The exercise: Work through the material below line by line and say how many lines include the word "Радуга". Only the number, please.

Collection entries:
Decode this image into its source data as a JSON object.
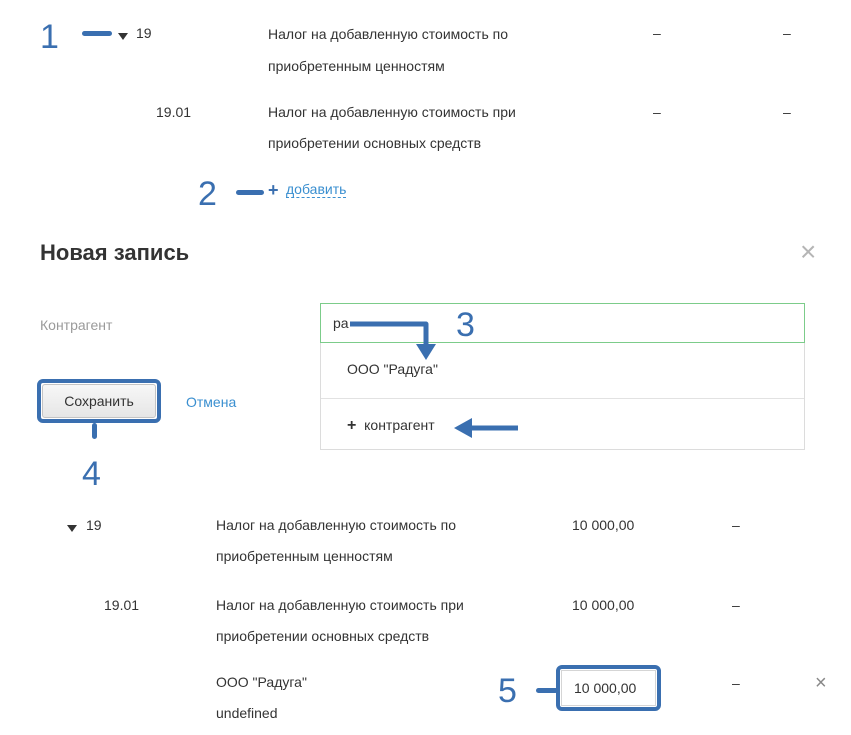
{
  "callouts": [
    "1",
    "2",
    "3",
    "4",
    "5"
  ],
  "top_table": {
    "rows": [
      {
        "code": "19",
        "line1": "Налог на добавленную стоимость по",
        "line2": "приобретенным ценностям",
        "col1": "–",
        "col2": "–"
      },
      {
        "code": "19.01",
        "line1": "Налог на добавленную стоимость при",
        "line2": "приобретении основных средств",
        "col1": "–",
        "col2": "–"
      }
    ],
    "add_label": "добавить"
  },
  "dialog": {
    "title": "Новая запись",
    "field_label": "Контрагент",
    "input_value": "ра",
    "suggestion": "ООО \"Радуга\"",
    "add_counterparty": "контрагент",
    "save_label": "Сохранить",
    "cancel_label": "Отмена"
  },
  "bottom_table": {
    "rows": [
      {
        "code": "19",
        "line1": "Налог на добавленную стоимость по",
        "line2": "приобретенным ценностям",
        "amount": "10 000,00",
        "col2": "–"
      },
      {
        "code": "19.01",
        "line1": "Налог на добавленную стоимость при",
        "line2": "приобретении основных средств",
        "amount": "10 000,00",
        "col2": "–"
      }
    ],
    "entry": {
      "name": "ООО \"Радуга\"",
      "sub": "undefined",
      "amount": "10 000,00",
      "col2": "–"
    }
  },
  "colors": {
    "callout": "#3a6fb0",
    "link": "#3a8fd0",
    "input_focus": "#7ccc8a"
  }
}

Solved exercise: 2